▸ TASK PROMPT
Read the listing below and copy out every line that holds "Accuracy".
━━━ PROVIDED DATA ━━━
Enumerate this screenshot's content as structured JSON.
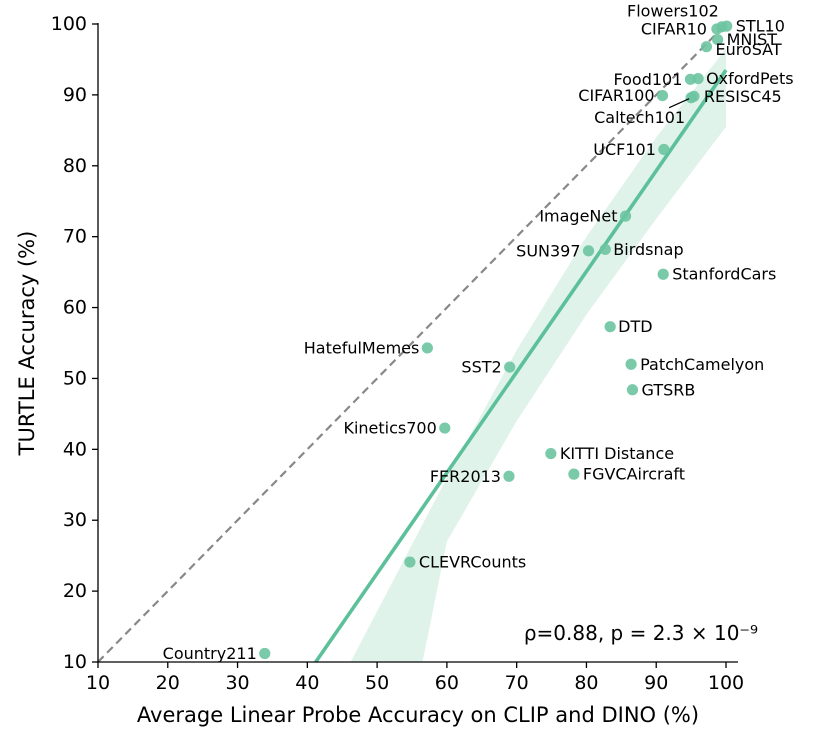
{
  "chart_data": {
    "type": "scatter",
    "xlabel": "Average Linear Probe Accuracy on CLIP and DINO (%)",
    "ylabel": "TURTLE Accuracy (%)",
    "xlim": [
      10,
      100
    ],
    "ylim": [
      10,
      100
    ],
    "xticks": [
      10,
      20,
      30,
      40,
      50,
      60,
      70,
      80,
      90,
      100
    ],
    "yticks": [
      10,
      20,
      30,
      40,
      50,
      60,
      70,
      80,
      90,
      100
    ],
    "annotation": "ρ=0.88, p = 2.3 × 10⁻⁹",
    "colors": {
      "points": "#6cc4a1",
      "fit": "#5cc09a",
      "band": "#dff3ea",
      "diagonal": "#888888"
    },
    "identity_line": {
      "from": [
        10,
        10
      ],
      "to": [
        100,
        100
      ]
    },
    "fit_line": {
      "from": [
        41.2,
        10
      ],
      "to": [
        100,
        93.5
      ]
    },
    "confidence_band": {
      "upper": [
        [
          46.2,
          10
        ],
        [
          60,
          36
        ],
        [
          70,
          54
        ],
        [
          80,
          70
        ],
        [
          90,
          84
        ],
        [
          100,
          96.5
        ]
      ],
      "lower": [
        [
          100,
          85.5
        ],
        [
          90,
          72.5
        ],
        [
          80,
          59
        ],
        [
          70,
          44
        ],
        [
          60,
          27
        ],
        [
          56.5,
          10
        ]
      ]
    },
    "points": [
      {
        "name": "Flowers102",
        "x": 99.4,
        "y": 99.6
      },
      {
        "name": "STL10",
        "x": 100.1,
        "y": 99.7
      },
      {
        "name": "CIFAR10",
        "x": 98.7,
        "y": 99.3
      },
      {
        "name": "MNIST",
        "x": 98.8,
        "y": 97.8
      },
      {
        "name": "EuroSAT",
        "x": 97.2,
        "y": 96.8
      },
      {
        "name": "Food101",
        "x": 94.9,
        "y": 92.2
      },
      {
        "name": "OxfordPets",
        "x": 96.0,
        "y": 92.3
      },
      {
        "name": "CIFAR100",
        "x": 90.9,
        "y": 89.9
      },
      {
        "name": "RESISC45",
        "x": 95.4,
        "y": 89.8
      },
      {
        "name": "Caltech101",
        "x": 95.0,
        "y": 89.6
      },
      {
        "name": "UCF101",
        "x": 91.1,
        "y": 82.3
      },
      {
        "name": "ImageNet",
        "x": 85.6,
        "y": 72.9
      },
      {
        "name": "Birdsnap",
        "x": 82.7,
        "y": 68.2
      },
      {
        "name": "SUN397",
        "x": 80.3,
        "y": 68.0
      },
      {
        "name": "StanfordCars",
        "x": 91.0,
        "y": 64.7
      },
      {
        "name": "DTD",
        "x": 83.4,
        "y": 57.3
      },
      {
        "name": "HatefulMemes",
        "x": 57.2,
        "y": 54.3
      },
      {
        "name": "SST2",
        "x": 69.0,
        "y": 51.6
      },
      {
        "name": "PatchCamelyon",
        "x": 86.4,
        "y": 52.0
      },
      {
        "name": "GTSRB",
        "x": 86.6,
        "y": 48.4
      },
      {
        "name": "Kinetics700",
        "x": 59.7,
        "y": 43.0
      },
      {
        "name": "KITTI Distance",
        "x": 74.9,
        "y": 39.4
      },
      {
        "name": "FER2013",
        "x": 68.9,
        "y": 36.2
      },
      {
        "name": "FGVCAircraft",
        "x": 78.2,
        "y": 36.5
      },
      {
        "name": "CLEVRCounts",
        "x": 54.7,
        "y": 24.1
      },
      {
        "name": "Country211",
        "x": 33.9,
        "y": 11.2
      }
    ]
  }
}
━━━
▸ SOLUTION TO THE PROBLEM
    "xlabel": "Average Linear Probe Accuracy on CLIP and DINO (%)",
    "ylabel": "TURTLE Accuracy (%)",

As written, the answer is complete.